■ Set exercise ■
Your task is to copy every line of this material exactly.

─── Listed records ───

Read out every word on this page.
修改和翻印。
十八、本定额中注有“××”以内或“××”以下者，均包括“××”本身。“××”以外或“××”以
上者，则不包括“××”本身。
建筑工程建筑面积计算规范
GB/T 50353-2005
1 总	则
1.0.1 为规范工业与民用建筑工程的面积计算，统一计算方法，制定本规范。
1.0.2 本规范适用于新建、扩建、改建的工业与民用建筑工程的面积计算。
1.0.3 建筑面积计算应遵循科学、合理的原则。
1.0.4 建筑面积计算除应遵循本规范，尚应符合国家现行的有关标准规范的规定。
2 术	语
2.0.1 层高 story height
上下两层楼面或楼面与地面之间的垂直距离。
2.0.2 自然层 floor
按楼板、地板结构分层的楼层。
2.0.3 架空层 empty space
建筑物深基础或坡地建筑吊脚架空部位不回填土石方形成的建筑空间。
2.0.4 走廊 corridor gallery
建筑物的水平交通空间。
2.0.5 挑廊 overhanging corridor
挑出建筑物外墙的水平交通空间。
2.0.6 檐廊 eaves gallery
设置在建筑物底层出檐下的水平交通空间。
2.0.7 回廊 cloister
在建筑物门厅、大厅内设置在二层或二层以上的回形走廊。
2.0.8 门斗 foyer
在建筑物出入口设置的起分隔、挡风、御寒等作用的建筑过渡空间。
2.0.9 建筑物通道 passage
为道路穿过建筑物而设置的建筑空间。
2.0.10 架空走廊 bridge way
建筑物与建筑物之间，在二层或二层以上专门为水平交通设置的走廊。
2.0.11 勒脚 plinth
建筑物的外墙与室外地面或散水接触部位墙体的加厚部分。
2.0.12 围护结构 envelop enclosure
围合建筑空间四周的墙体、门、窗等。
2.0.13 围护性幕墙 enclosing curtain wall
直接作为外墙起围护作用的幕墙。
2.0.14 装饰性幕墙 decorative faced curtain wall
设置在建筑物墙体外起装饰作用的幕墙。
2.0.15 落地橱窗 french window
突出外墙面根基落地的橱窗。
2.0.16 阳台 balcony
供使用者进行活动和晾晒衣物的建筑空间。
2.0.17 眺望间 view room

───

■ Task result ■
Read out every word on this page.
修改和翻印。
十八、本定额中注有“××”以内或“××”以下者，均包括“××”本身。“××”以外或“××”以
上者，则不包括“××”本身。
建筑工程建筑面积计算规范
GB/T 50353-2005
1 总	则
1.0.1 为规范工业与民用建筑工程的面积计算，统一计算方法，制定本规范。
1.0.2 本规范适用于新建、扩建、改建的工业与民用建筑工程的面积计算。
1.0.3 建筑面积计算应遵循科学、合理的原则。
1.0.4 建筑面积计算除应遵循本规范，尚应符合国家现行的有关标准规范的规定。
2 术	语
2.0.1 层高 story height
上下两层楼面或楼面与地面之间的垂直距离。
2.0.2 自然层 floor
按楼板、地板结构分层的楼层。
2.0.3 架空层 empty space
建筑物深基础或坡地建筑吊脚架空部位不回填土石方形成的建筑空间。
2.0.4 走廊 corridor gallery
建筑物的水平交通空间。
2.0.5 挑廊 overhanging corridor
挑出建筑物外墙的水平交通空间。
2.0.6 檐廊 eaves gallery
设置在建筑物底层出檐下的水平交通空间。
2.0.7 回廊 cloister
在建筑物门厅、大厅内设置在二层或二层以上的回形走廊。
2.0.8 门斗 foyer
在建筑物出入口设置的起分隔、挡风、御寒等作用的建筑过渡空间。
2.0.9 建筑物通道 passage
为道路穿过建筑物而设置的建筑空间。
2.0.10 架空走廊 bridge way
建筑物与建筑物之间，在二层或二层以上专门为水平交通设置的走廊。
2.0.11 勒脚 plinth
建筑物的外墙与室外地面或散水接触部位墙体的加厚部分。
2.0.12 围护结构 envelop enclosure
围合建筑空间四周的墙体、门、窗等。
2.0.13 围护性幕墙 enclosing curtain wall
直接作为外墙起围护作用的幕墙。
2.0.14 装饰性幕墙 decorative faced curtain wall
设置在建筑物墙体外起装饰作用的幕墙。
2.0.15 落地橱窗 french window
突出外墙面根基落地的橱窗。
2.0.16 阳台 balcony
供使用者进行活动和晾晒衣物的建筑空间。
2.0.17 眺望间 view room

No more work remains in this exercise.